* **AVAILABLE RECORDS**:
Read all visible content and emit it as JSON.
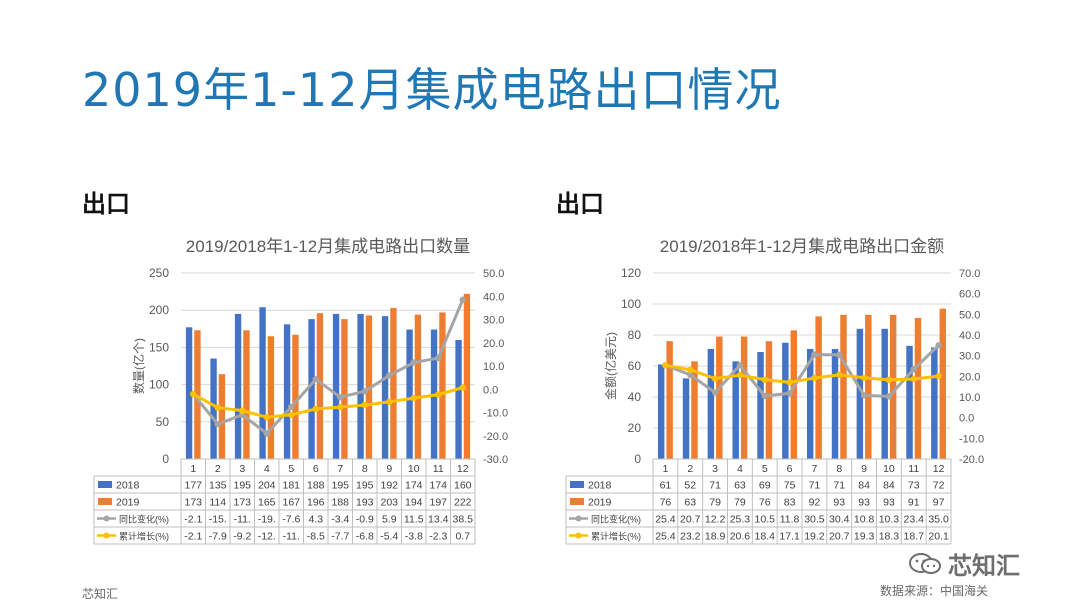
{
  "title": "2019年1-12月集成电路出口情况",
  "left_heading": "出口",
  "right_heading": "出口",
  "footer_left": "芯知汇",
  "footer_right": "数据来源：中国海关",
  "watermark": "芯知汇",
  "chart_data": [
    {
      "type": "bar",
      "title": "2019/2018年1-12月集成电路出口数量",
      "ylabel": "数量(亿个)",
      "ylim": [
        0,
        250
      ],
      "y_ticks": [
        "0",
        "50",
        "100",
        "150",
        "200",
        "250"
      ],
      "y2lim": [
        -30,
        50
      ],
      "y2_ticks": [
        "-30.0",
        "-20.0",
        "-10.0",
        "0.0",
        "10.0",
        "20.0",
        "30.0",
        "40.0",
        "50.0"
      ],
      "categories": [
        "1",
        "2",
        "3",
        "4",
        "5",
        "6",
        "7",
        "8",
        "9",
        "10",
        "11",
        "12"
      ],
      "series": [
        {
          "name": "2018",
          "kind": "bar",
          "color": "#4472c4",
          "values": [
            177,
            135,
            195,
            204,
            181,
            188,
            195,
            195,
            192,
            174,
            174,
            160
          ],
          "labels": [
            "177",
            "135",
            "195",
            "204",
            "181",
            "188",
            "195",
            "195",
            "192",
            "174",
            "174",
            "160"
          ]
        },
        {
          "name": "2019",
          "kind": "bar",
          "color": "#ed7d31",
          "values": [
            173,
            114,
            173,
            165,
            167,
            196,
            188,
            193,
            203,
            194,
            197,
            222
          ],
          "labels": [
            "173",
            "114",
            "173",
            "165",
            "167",
            "196",
            "188",
            "193",
            "203",
            "194",
            "197",
            "222"
          ]
        },
        {
          "name": "同比变化(%)",
          "kind": "line",
          "color": "#a5a5a5",
          "axis": "right",
          "values": [
            -2.1,
            -15.0,
            -11.0,
            -19.0,
            -7.6,
            4.3,
            -3.4,
            -0.9,
            5.9,
            11.5,
            13.4,
            38.5
          ],
          "labels": [
            "-2.1",
            "-15.",
            "-11.",
            "-19.",
            "-7.6",
            "4.3",
            "-3.4",
            "-0.9",
            "5.9",
            "11.5",
            "13.4",
            "38.5"
          ]
        },
        {
          "name": "累计增长(%)",
          "kind": "line",
          "color": "#ffc000",
          "axis": "right",
          "values": [
            -2.1,
            -7.9,
            -9.2,
            -12.0,
            -11.0,
            -8.5,
            -7.7,
            -6.8,
            -5.4,
            -3.8,
            -2.3,
            0.7
          ],
          "labels": [
            "-2.1",
            "-7.9",
            "-9.2",
            "-12.",
            "-11.",
            "-8.5",
            "-7.7",
            "-6.8",
            "-5.4",
            "-3.8",
            "-2.3",
            "0.7"
          ]
        }
      ]
    },
    {
      "type": "bar",
      "title": "2019/2018年1-12月集成电路出口金额",
      "ylabel": "金额(亿美元)",
      "ylim": [
        0,
        120
      ],
      "y_ticks": [
        "0",
        "20",
        "40",
        "60",
        "80",
        "100",
        "120"
      ],
      "y2lim": [
        -20,
        70
      ],
      "y2_ticks": [
        "-20.0",
        "-10.0",
        "0.0",
        "10.0",
        "20.0",
        "30.0",
        "40.0",
        "50.0",
        "60.0",
        "70.0"
      ],
      "categories": [
        "1",
        "2",
        "3",
        "4",
        "5",
        "6",
        "7",
        "8",
        "9",
        "10",
        "11",
        "12"
      ],
      "series": [
        {
          "name": "2018",
          "kind": "bar",
          "color": "#4472c4",
          "values": [
            61,
            52,
            71,
            63,
            69,
            75,
            71,
            71,
            84,
            84,
            73,
            72
          ],
          "labels": [
            "61",
            "52",
            "71",
            "63",
            "69",
            "75",
            "71",
            "71",
            "84",
            "84",
            "73",
            "72"
          ]
        },
        {
          "name": "2019",
          "kind": "bar",
          "color": "#ed7d31",
          "values": [
            76,
            63,
            79,
            79,
            76,
            83,
            92,
            93,
            93,
            93,
            91,
            97
          ],
          "labels": [
            "76",
            "63",
            "79",
            "79",
            "76",
            "83",
            "92",
            "93",
            "93",
            "93",
            "91",
            "97"
          ]
        },
        {
          "name": "同比变化(%)",
          "kind": "line",
          "color": "#a5a5a5",
          "axis": "right",
          "values": [
            25.4,
            20.7,
            12.2,
            25.3,
            10.5,
            11.8,
            30.5,
            30.4,
            10.8,
            10.3,
            23.4,
            35.0
          ],
          "labels": [
            "25.4",
            "20.7",
            "12.2",
            "25.3",
            "10.5",
            "11.8",
            "30.5",
            "30.4",
            "10.8",
            "10.3",
            "23.4",
            "35.0"
          ]
        },
        {
          "name": "累计增长(%)",
          "kind": "line",
          "color": "#ffc000",
          "axis": "right",
          "values": [
            25.4,
            23.2,
            18.9,
            20.6,
            18.4,
            17.1,
            19.2,
            20.7,
            19.3,
            18.3,
            18.7,
            20.1
          ],
          "labels": [
            "25.4",
            "23.2",
            "18.9",
            "20.6",
            "18.4",
            "17.1",
            "19.2",
            "20.7",
            "19.3",
            "18.3",
            "18.7",
            "20.1"
          ]
        }
      ]
    }
  ]
}
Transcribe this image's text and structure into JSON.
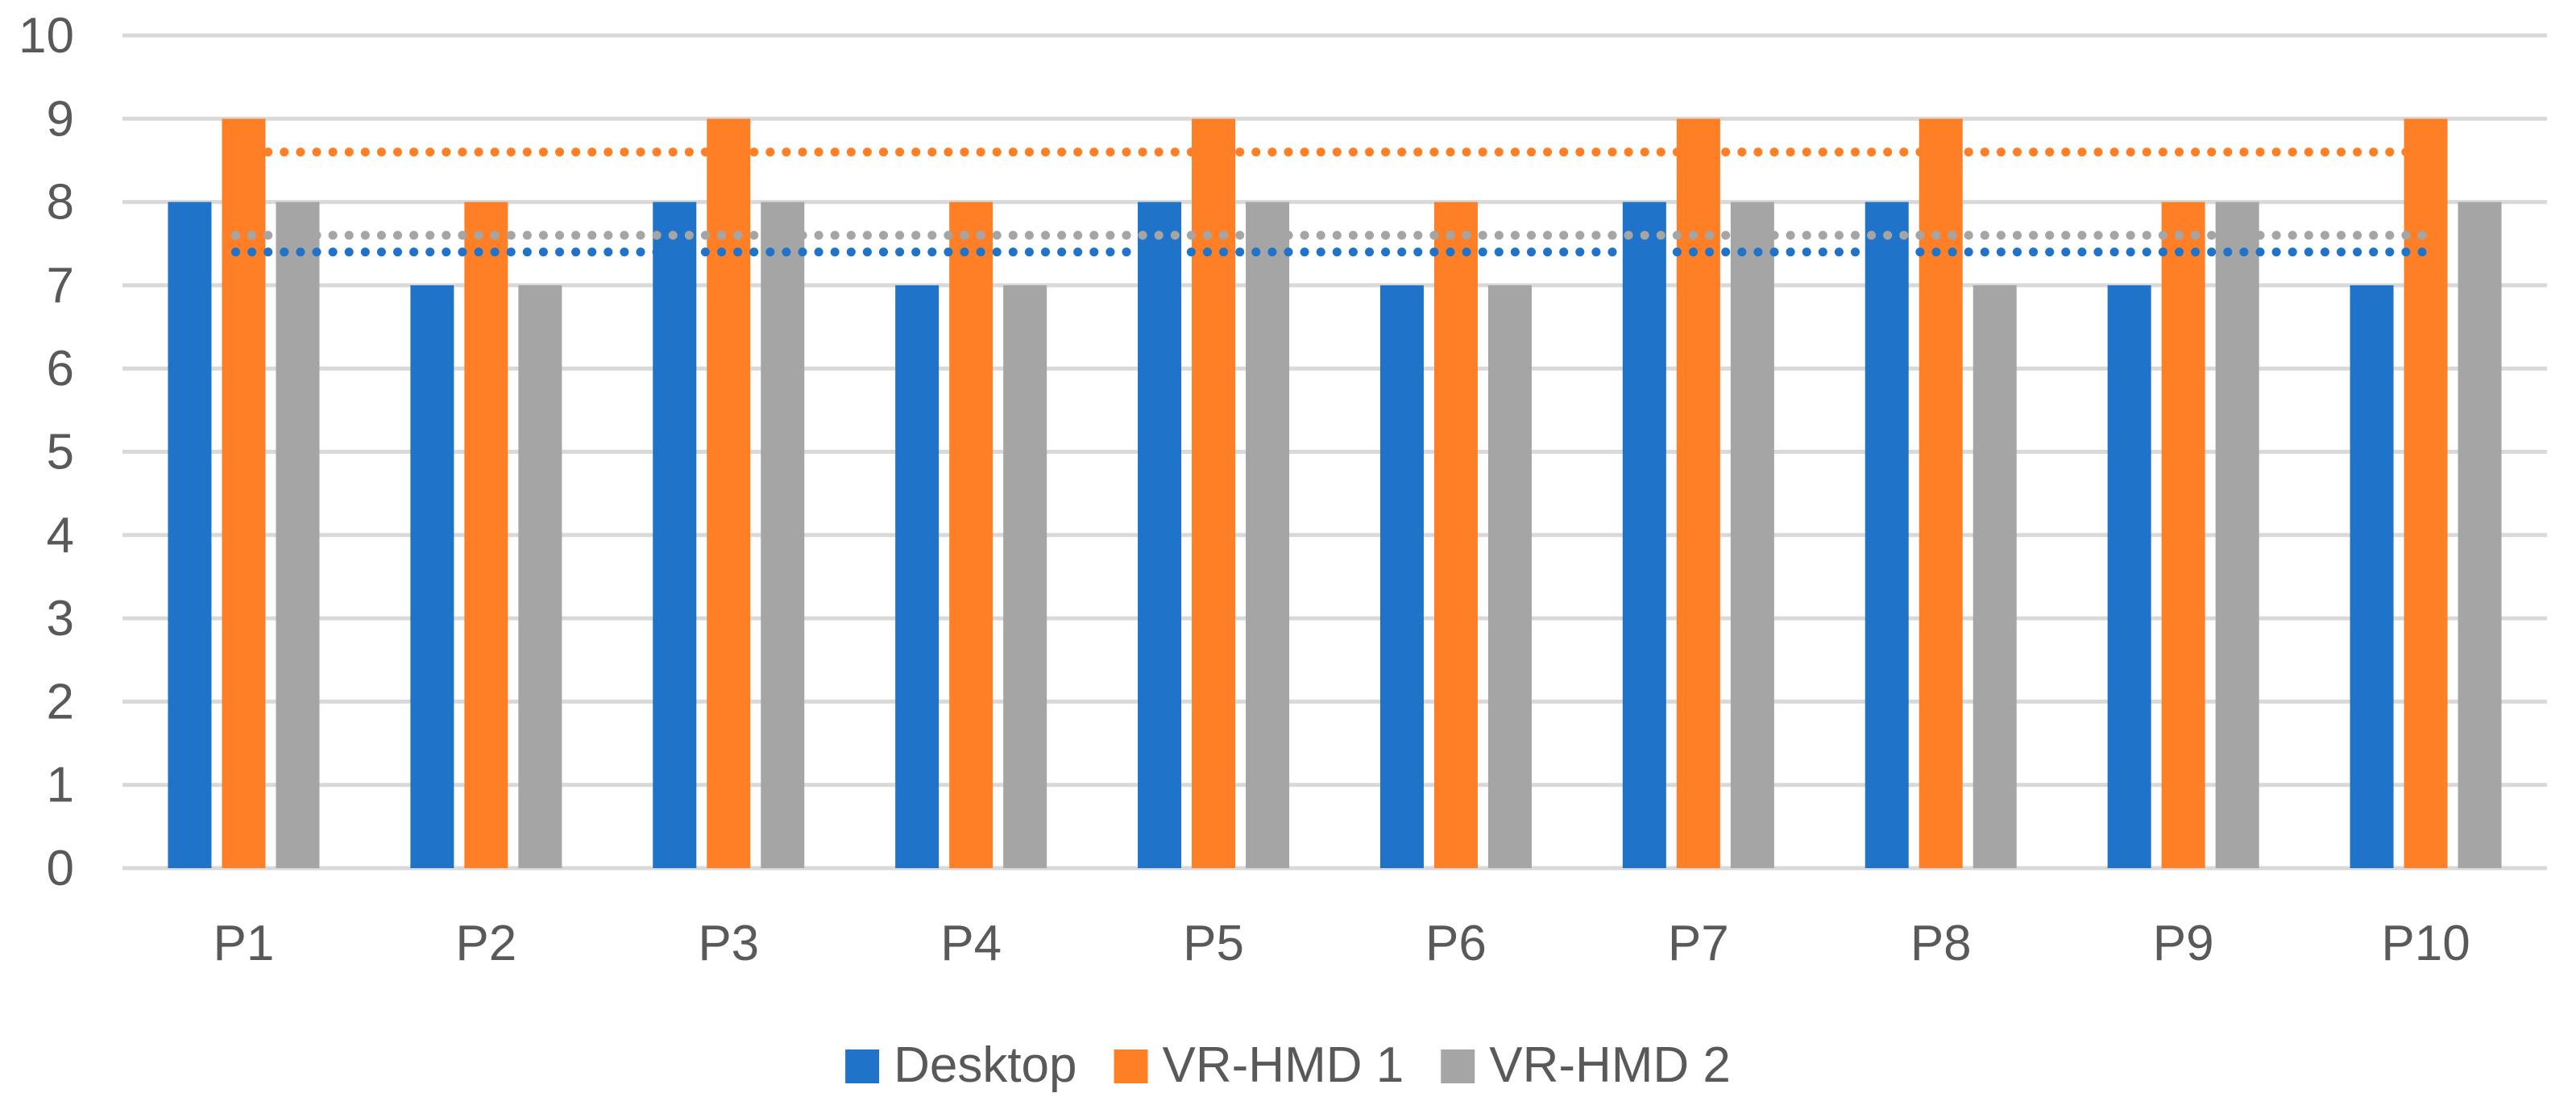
{
  "chart_data": {
    "type": "bar",
    "title": "",
    "xlabel": "",
    "ylabel": "",
    "ylim": [
      0,
      10
    ],
    "yticks": [
      "0",
      "1",
      "2",
      "3",
      "4",
      "5",
      "6",
      "7",
      "8",
      "9",
      "10"
    ],
    "grid": true,
    "legend_position": "bottom",
    "categories": [
      "P1",
      "P2",
      "P3",
      "P4",
      "P5",
      "P6",
      "P7",
      "P8",
      "P9",
      "P10"
    ],
    "series": [
      {
        "name": "Desktop",
        "color": "#1f73c8",
        "values": [
          8,
          7,
          8,
          7,
          8,
          7,
          8,
          8,
          7,
          7
        ],
        "mean": 7.4
      },
      {
        "name": "VR-HMD 1",
        "color": "#ff7f27",
        "values": [
          9,
          8,
          9,
          8,
          9,
          8,
          9,
          9,
          8,
          9
        ],
        "mean": 8.6
      },
      {
        "name": "VR-HMD 2",
        "color": "#a5a5a5",
        "values": [
          8,
          7,
          8,
          7,
          8,
          7,
          8,
          7,
          8,
          8
        ],
        "mean": 7.6
      }
    ],
    "annotations": [
      "dotted horizontal mean line for each series"
    ]
  }
}
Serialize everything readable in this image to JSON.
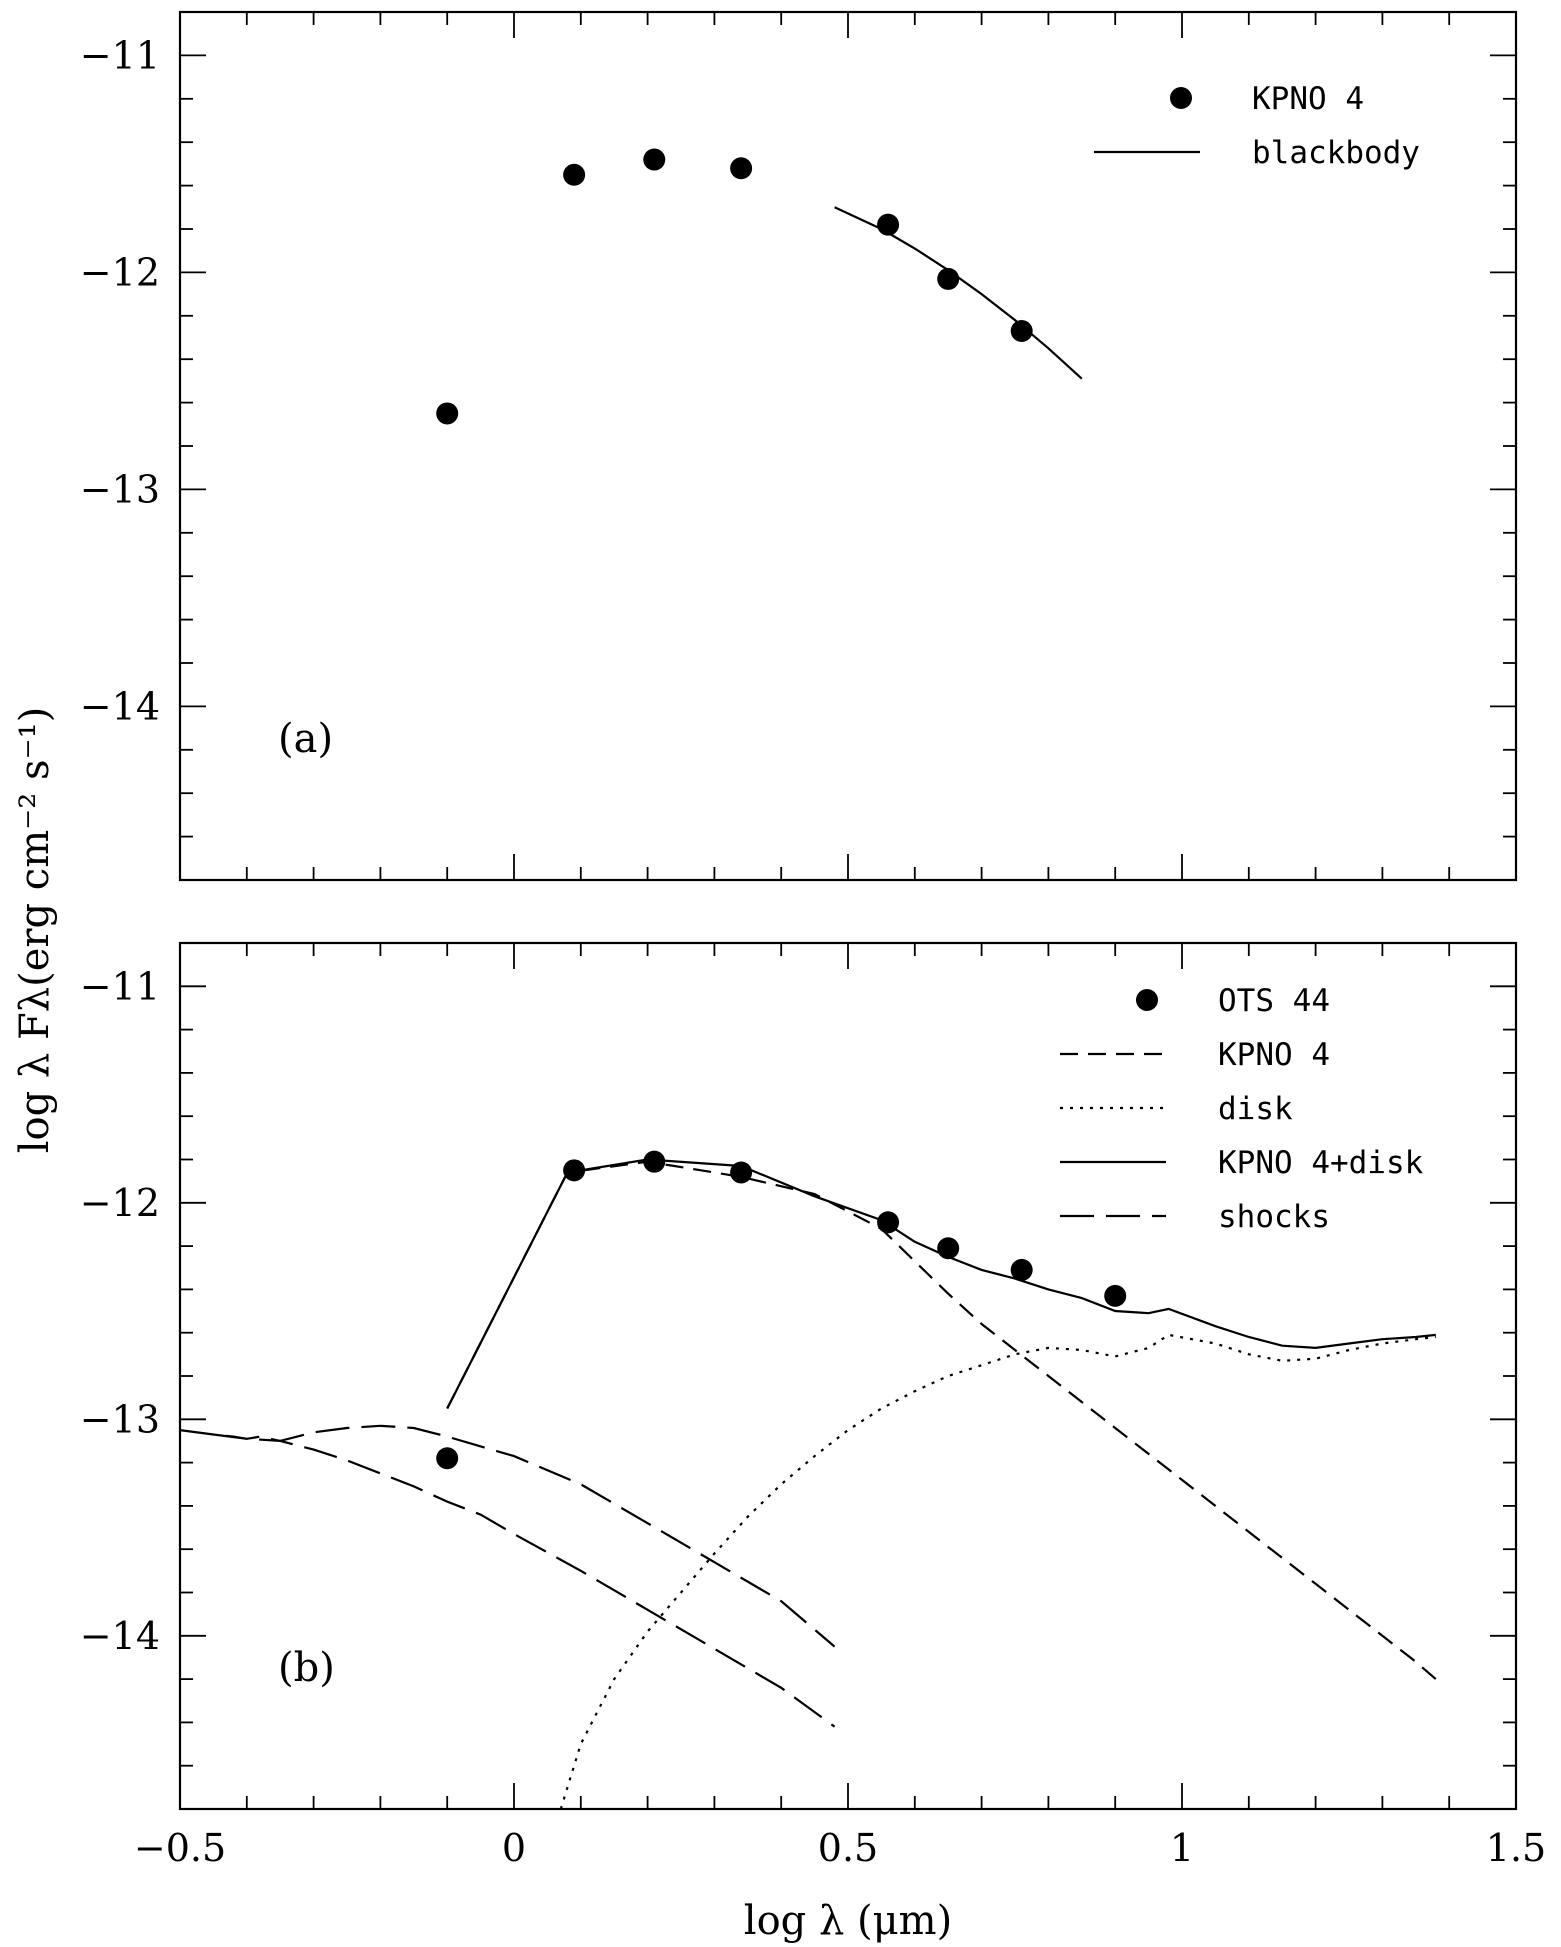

* **PROBLEM STATEMENT**: Using the material above, state how many lines include the string "mean". Answer with a single number.

* **REPLY TO THE EXERCISE**: 4